- Exercise task
Copy every line that contains the string "Fruit" from the entries below.

- Entries provided
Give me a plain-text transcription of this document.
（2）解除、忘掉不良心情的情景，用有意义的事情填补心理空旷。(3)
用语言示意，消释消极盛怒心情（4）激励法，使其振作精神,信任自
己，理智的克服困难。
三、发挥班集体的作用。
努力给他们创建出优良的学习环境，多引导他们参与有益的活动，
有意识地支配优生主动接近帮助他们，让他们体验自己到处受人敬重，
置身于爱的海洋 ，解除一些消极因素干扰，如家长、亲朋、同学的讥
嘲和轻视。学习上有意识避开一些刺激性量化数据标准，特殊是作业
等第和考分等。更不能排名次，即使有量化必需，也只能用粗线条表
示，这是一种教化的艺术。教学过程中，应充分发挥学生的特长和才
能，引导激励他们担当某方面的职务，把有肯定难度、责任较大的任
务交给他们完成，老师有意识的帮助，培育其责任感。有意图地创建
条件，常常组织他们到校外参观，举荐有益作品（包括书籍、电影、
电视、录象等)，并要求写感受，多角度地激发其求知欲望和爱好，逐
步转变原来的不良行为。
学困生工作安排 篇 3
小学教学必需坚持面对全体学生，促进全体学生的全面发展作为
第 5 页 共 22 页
* * *
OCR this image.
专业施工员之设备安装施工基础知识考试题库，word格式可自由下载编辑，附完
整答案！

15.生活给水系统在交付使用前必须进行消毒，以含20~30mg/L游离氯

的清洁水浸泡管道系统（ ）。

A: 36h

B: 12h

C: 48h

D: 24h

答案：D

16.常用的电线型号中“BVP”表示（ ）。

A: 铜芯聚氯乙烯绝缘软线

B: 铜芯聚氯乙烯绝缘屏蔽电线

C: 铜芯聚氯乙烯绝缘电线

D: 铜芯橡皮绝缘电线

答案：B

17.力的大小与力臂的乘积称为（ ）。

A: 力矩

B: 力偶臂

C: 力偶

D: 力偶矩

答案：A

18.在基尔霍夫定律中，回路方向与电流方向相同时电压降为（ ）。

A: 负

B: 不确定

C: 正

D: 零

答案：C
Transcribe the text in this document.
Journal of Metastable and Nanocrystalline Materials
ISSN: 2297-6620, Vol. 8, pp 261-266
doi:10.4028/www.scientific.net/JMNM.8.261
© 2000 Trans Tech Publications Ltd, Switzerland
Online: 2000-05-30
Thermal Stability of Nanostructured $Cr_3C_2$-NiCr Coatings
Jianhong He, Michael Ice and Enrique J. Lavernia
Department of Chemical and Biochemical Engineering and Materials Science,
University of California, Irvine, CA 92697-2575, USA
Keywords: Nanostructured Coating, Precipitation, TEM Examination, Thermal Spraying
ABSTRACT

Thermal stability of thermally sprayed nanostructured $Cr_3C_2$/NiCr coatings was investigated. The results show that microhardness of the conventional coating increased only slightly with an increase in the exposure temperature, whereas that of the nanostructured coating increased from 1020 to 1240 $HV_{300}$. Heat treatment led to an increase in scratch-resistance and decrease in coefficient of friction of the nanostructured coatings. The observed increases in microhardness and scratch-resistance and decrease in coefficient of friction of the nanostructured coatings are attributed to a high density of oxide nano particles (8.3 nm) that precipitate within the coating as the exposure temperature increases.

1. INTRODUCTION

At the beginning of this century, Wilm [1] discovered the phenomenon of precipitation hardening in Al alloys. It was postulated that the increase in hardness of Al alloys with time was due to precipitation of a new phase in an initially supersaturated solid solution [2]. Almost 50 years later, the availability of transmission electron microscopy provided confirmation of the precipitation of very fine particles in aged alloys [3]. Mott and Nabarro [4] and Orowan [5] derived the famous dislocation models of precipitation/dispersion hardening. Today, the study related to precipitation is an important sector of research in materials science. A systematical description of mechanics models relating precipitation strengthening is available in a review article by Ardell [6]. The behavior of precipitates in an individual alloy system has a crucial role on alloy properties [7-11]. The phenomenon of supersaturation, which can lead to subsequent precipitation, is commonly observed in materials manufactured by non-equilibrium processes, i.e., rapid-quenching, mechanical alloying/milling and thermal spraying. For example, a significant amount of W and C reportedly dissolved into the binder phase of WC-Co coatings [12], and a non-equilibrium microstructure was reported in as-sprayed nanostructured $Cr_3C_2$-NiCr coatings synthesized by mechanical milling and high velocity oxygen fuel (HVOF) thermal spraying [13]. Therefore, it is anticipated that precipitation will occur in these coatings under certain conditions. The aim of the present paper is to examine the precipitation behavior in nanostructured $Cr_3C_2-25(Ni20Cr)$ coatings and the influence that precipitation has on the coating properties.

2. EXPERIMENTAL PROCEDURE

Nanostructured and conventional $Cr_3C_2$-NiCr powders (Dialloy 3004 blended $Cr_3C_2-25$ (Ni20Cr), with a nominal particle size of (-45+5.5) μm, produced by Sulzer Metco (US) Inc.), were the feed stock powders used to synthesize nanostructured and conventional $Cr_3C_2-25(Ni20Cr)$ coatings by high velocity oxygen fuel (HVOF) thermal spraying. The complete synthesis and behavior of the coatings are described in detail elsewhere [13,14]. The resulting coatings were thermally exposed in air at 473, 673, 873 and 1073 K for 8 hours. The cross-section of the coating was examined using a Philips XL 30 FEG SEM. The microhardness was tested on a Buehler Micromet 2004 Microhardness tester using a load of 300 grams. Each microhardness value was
---
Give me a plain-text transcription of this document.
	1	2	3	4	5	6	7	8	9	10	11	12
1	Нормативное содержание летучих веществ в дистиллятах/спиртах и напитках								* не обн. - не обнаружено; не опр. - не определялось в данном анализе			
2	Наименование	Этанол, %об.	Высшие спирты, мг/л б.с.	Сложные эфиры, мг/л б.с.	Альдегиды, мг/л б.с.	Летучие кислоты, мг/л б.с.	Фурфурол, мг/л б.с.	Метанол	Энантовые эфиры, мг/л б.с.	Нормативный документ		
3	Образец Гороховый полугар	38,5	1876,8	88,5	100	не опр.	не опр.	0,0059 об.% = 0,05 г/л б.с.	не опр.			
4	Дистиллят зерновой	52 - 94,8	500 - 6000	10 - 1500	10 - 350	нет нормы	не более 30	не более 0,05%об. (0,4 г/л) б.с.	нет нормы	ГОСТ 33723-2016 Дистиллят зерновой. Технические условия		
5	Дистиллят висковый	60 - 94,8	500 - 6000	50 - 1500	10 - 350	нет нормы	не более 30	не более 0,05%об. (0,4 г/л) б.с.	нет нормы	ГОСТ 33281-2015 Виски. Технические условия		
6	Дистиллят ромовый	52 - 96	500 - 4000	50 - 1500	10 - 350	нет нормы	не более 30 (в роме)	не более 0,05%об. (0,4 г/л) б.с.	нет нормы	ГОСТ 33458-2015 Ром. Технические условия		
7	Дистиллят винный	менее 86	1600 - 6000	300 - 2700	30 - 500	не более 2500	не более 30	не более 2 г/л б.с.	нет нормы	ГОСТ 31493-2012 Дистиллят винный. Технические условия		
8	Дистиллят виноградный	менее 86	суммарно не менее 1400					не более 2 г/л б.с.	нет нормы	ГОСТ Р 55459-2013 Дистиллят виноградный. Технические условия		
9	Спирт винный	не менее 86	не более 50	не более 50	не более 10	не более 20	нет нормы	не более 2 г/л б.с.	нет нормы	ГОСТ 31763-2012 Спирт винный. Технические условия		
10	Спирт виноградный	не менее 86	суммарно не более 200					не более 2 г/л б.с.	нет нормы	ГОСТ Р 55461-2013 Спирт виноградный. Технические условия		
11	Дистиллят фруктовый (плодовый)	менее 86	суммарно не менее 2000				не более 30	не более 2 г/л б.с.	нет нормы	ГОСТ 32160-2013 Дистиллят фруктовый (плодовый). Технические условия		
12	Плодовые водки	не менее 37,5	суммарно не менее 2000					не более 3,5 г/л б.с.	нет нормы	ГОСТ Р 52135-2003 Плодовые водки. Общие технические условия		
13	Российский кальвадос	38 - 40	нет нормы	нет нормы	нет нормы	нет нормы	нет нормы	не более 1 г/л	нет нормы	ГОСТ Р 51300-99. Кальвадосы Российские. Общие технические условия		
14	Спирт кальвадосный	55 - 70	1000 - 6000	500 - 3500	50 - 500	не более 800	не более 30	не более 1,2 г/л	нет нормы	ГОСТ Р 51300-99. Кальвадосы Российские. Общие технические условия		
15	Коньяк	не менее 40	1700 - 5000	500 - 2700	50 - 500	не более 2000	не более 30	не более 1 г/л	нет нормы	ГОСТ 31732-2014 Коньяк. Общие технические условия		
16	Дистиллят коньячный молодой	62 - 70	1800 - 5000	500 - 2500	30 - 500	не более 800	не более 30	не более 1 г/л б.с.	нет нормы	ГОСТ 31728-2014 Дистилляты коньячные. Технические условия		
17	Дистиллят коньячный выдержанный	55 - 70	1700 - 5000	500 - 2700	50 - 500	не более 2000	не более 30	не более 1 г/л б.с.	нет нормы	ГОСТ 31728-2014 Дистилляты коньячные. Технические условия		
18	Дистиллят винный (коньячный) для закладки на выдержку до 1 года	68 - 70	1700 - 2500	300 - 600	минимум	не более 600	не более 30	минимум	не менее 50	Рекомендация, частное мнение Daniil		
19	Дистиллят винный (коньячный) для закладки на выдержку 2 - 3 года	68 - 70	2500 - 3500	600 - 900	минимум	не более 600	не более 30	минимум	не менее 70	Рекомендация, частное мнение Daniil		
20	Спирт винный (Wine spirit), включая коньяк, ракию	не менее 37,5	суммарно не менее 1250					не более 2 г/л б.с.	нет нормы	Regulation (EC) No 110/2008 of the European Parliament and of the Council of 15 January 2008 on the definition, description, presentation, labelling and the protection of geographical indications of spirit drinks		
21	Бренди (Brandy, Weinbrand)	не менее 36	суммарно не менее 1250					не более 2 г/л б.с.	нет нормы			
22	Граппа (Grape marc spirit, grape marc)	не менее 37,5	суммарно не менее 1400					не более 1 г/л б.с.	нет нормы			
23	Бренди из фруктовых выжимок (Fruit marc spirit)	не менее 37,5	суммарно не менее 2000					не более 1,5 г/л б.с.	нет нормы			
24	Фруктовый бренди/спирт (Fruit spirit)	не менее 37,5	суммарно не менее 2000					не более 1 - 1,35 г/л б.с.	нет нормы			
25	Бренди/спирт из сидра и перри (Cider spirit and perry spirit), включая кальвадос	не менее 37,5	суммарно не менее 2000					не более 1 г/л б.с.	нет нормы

- Correct output
23	Бренди из фруктовых выжимок (Fruit marc spirit)	не менее 37,5	суммарно не менее 2000					не более 1,5 г/л б.с.	нет нормы			
24	Фруктовый бренди/спирт (Fruit spirit)	не менее 37,5	суммарно не менее 2000					не более 1 - 1,35 г/л б.с.	нет нормы			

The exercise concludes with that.